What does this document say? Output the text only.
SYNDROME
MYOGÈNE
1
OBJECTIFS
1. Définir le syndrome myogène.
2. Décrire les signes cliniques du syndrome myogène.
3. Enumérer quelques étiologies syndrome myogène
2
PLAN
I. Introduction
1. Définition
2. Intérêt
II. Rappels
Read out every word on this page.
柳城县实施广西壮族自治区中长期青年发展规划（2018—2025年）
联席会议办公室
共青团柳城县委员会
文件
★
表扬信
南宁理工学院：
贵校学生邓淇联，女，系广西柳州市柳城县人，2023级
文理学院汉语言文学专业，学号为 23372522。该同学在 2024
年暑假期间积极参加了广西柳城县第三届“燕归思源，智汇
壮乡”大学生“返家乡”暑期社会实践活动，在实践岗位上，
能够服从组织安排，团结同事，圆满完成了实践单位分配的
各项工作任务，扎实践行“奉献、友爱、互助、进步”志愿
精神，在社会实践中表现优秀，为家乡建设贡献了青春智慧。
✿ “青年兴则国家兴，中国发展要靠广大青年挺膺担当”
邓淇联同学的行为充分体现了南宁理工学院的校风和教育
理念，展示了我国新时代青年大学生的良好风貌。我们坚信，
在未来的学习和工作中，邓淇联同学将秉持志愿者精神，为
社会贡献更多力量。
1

_ _ _ _

**Aim:**
How many lines in these records hold the string "this"? Reply with the number alone.

**The reply:**
2